Figure record listings
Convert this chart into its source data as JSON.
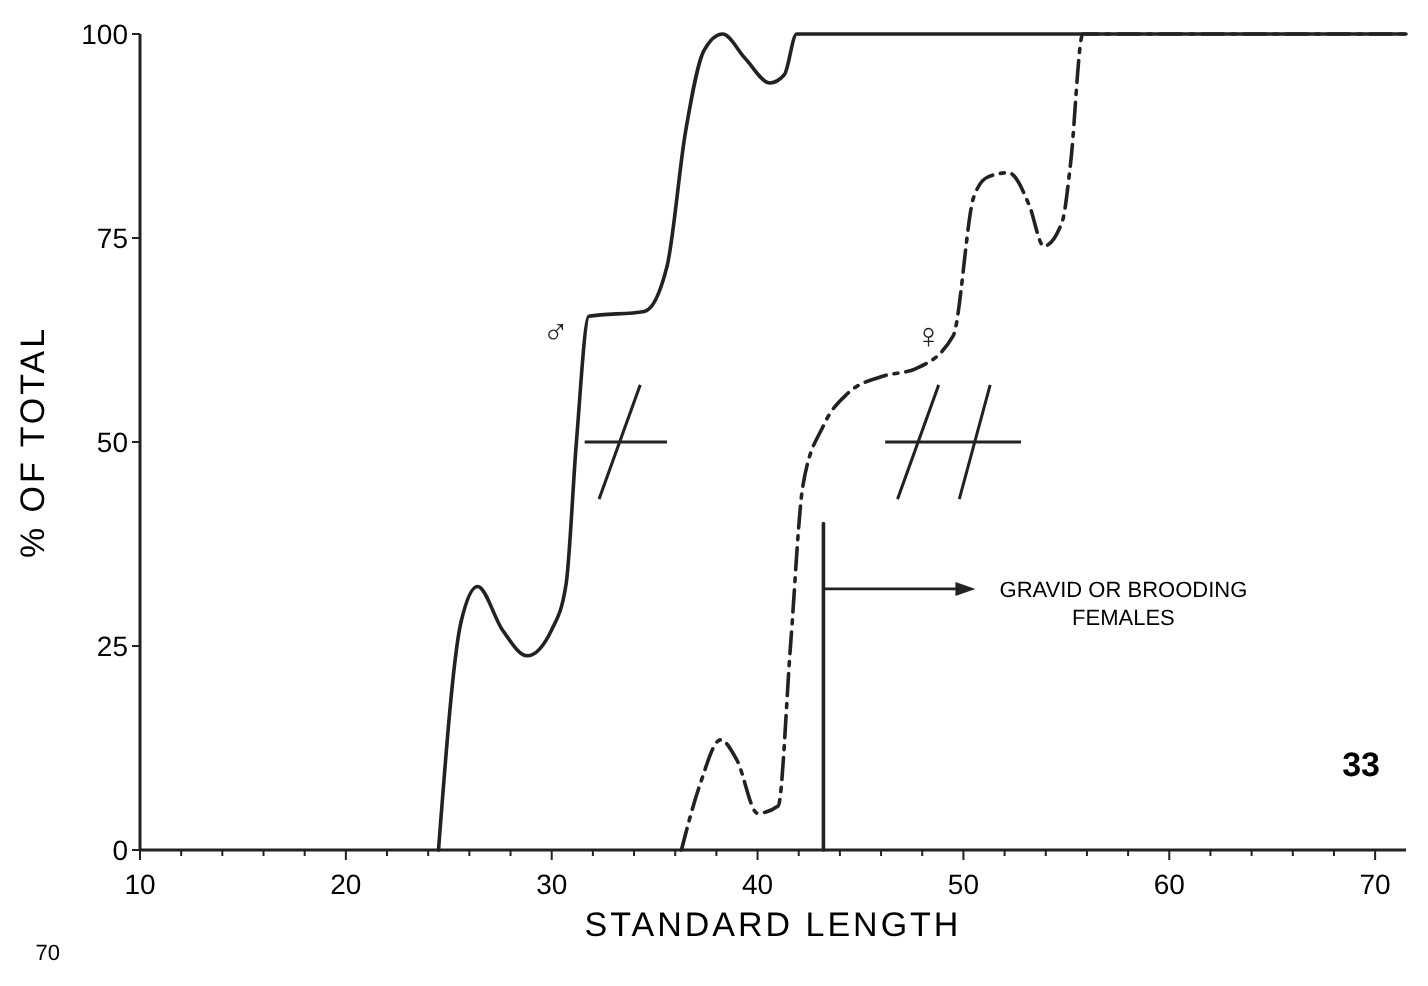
{
  "chart_data": {
    "type": "line",
    "xlabel": "STANDARD LENGTH",
    "ylabel": "% OF TOTAL",
    "xlim": [
      10,
      71.5
    ],
    "ylim": [
      0,
      100
    ],
    "xticks": [
      10,
      {
        "value": 12,
        "label": null
      },
      {
        "value": 14,
        "label": null
      },
      {
        "value": 16,
        "label": null
      },
      {
        "value": 18,
        "label": null
      },
      20,
      {
        "value": 22,
        "label": null
      },
      {
        "value": 24,
        "label": null
      },
      {
        "value": 26,
        "label": null
      },
      {
        "value": 28,
        "label": null
      },
      30,
      {
        "value": 32,
        "label": null
      },
      {
        "value": 34,
        "label": null
      },
      {
        "value": 36,
        "label": null
      },
      {
        "value": 38,
        "label": null
      },
      40,
      {
        "value": 42,
        "label": null
      },
      {
        "value": 44,
        "label": null
      },
      {
        "value": 46,
        "label": null
      },
      {
        "value": 48,
        "label": null
      },
      50,
      {
        "value": 52,
        "label": null
      },
      {
        "value": 54,
        "label": null
      },
      {
        "value": 56,
        "label": null
      },
      {
        "value": 58,
        "label": null
      },
      60,
      {
        "value": 62,
        "label": null
      },
      {
        "value": 64,
        "label": null
      },
      {
        "value": 66,
        "label": null
      },
      {
        "value": 68,
        "label": null
      },
      70
    ],
    "yticks": [
      0,
      25,
      50,
      75,
      100
    ],
    "grid": false,
    "marker": "none",
    "series": [
      {
        "name": "♂",
        "color": "#222222",
        "line_style": "solid",
        "x": [
          24.5,
          25.6,
          26.4,
          27.6,
          28.8,
          30.0,
          30.7,
          31.2,
          31.8,
          34.5,
          35.6,
          36.5,
          37.4,
          38.3,
          39.4,
          40.6,
          41.3,
          41.9,
          71.5
        ],
        "values": [
          0,
          28,
          32.3,
          27,
          23.8,
          27,
          32.6,
          50,
          65.4,
          66,
          71.5,
          88,
          98,
          100,
          97,
          94,
          95,
          100,
          100
        ]
      },
      {
        "name": "♀",
        "color": "#222222",
        "line_style": "dashed",
        "x": [
          36.3,
          37.2,
          38.2,
          39.0,
          40.0,
          41.0,
          41.6,
          42.2,
          43.2,
          44.4,
          46,
          47.7,
          49.5,
          50.5,
          51.2,
          52.2,
          53.2,
          53.9,
          54.8,
          55.2,
          55.8,
          71.5
        ],
        "values": [
          0,
          8,
          13.5,
          11,
          4.5,
          5.4,
          25,
          44.6,
          52,
          56,
          58,
          59,
          63,
          80,
          82.5,
          83,
          79,
          74,
          77,
          84,
          100,
          100
        ]
      },
      {
        "type": "line",
        "color": "#222222",
        "line_style": "solid",
        "x": [
          43.2,
          43.2
        ],
        "values": [
          0,
          40
        ]
      }
    ],
    "annotations": [
      "GRAVID OR BROODING FEMALES",
      "33",
      "70"
    ]
  }
}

TASK STATEMENT
Skip the pictures and transcribe the rest of the records exactly.

OUTPUT OF THE TASK
Convert this chart into its source data as JSON.
{
  "chart_data": {
    "type": "line",
    "xlabel": "STANDARD LENGTH",
    "ylabel": "% OF TOTAL",
    "xlim": [
      10,
      71.5
    ],
    "ylim": [
      0,
      100
    ],
    "xticks": [
      10,
      {
        "value": 12,
        "label": null
      },
      {
        "value": 14,
        "label": null
      },
      {
        "value": 16,
        "label": null
      },
      {
        "value": 18,
        "label": null
      },
      20,
      {
        "value": 22,
        "label": null
      },
      {
        "value": 24,
        "label": null
      },
      {
        "value": 26,
        "label": null
      },
      {
        "value": 28,
        "label": null
      },
      30,
      {
        "value": 32,
        "label": null
      },
      {
        "value": 34,
        "label": null
      },
      {
        "value": 36,
        "label": null
      },
      {
        "value": 38,
        "label": null
      },
      40,
      {
        "value": 42,
        "label": null
      },
      {
        "value": 44,
        "label": null
      },
      {
        "value": 46,
        "label": null
      },
      {
        "value": 48,
        "label": null
      },
      50,
      {
        "value": 52,
        "label": null
      },
      {
        "value": 54,
        "label": null
      },
      {
        "value": 56,
        "label": null
      },
      {
        "value": 58,
        "label": null
      },
      60,
      {
        "value": 62,
        "label": null
      },
      {
        "value": 64,
        "label": null
      },
      {
        "value": 66,
        "label": null
      },
      {
        "value": 68,
        "label": null
      },
      70
    ],
    "yticks": [
      0,
      25,
      50,
      75,
      100
    ],
    "grid": false,
    "marker": "none",
    "series": [
      {
        "name": "♂",
        "color": "#222222",
        "line_style": "solid",
        "x": [
          24.5,
          25.6,
          26.4,
          27.6,
          28.8,
          30.0,
          30.7,
          31.2,
          31.8,
          34.5,
          35.6,
          36.5,
          37.4,
          38.3,
          39.4,
          40.6,
          41.3,
          41.9,
          71.5
        ],
        "values": [
          0,
          28,
          32.3,
          27,
          23.8,
          27,
          32.6,
          50,
          65.4,
          66,
          71.5,
          88,
          98,
          100,
          97,
          94,
          95,
          100,
          100
        ]
      },
      {
        "name": "♀",
        "color": "#222222",
        "line_style": "dashed",
        "x": [
          36.3,
          37.2,
          38.2,
          39.0,
          40.0,
          41.0,
          41.6,
          42.2,
          43.2,
          44.4,
          46,
          47.7,
          49.5,
          50.5,
          51.2,
          52.2,
          53.2,
          53.9,
          54.8,
          55.2,
          55.8,
          71.5
        ],
        "values": [
          0,
          8,
          13.5,
          11,
          4.5,
          5.4,
          25,
          44.6,
          52,
          56,
          58,
          59,
          63,
          80,
          82.5,
          83,
          79,
          74,
          77,
          84,
          100,
          100
        ]
      },
      {
        "type": "line",
        "color": "#222222",
        "line_style": "solid",
        "x": [
          43.2,
          43.2
        ],
        "values": [
          0,
          40
        ]
      }
    ],
    "annotations": [
      "GRAVID OR BROODING FEMALES",
      "33",
      "70"
    ]
  }
}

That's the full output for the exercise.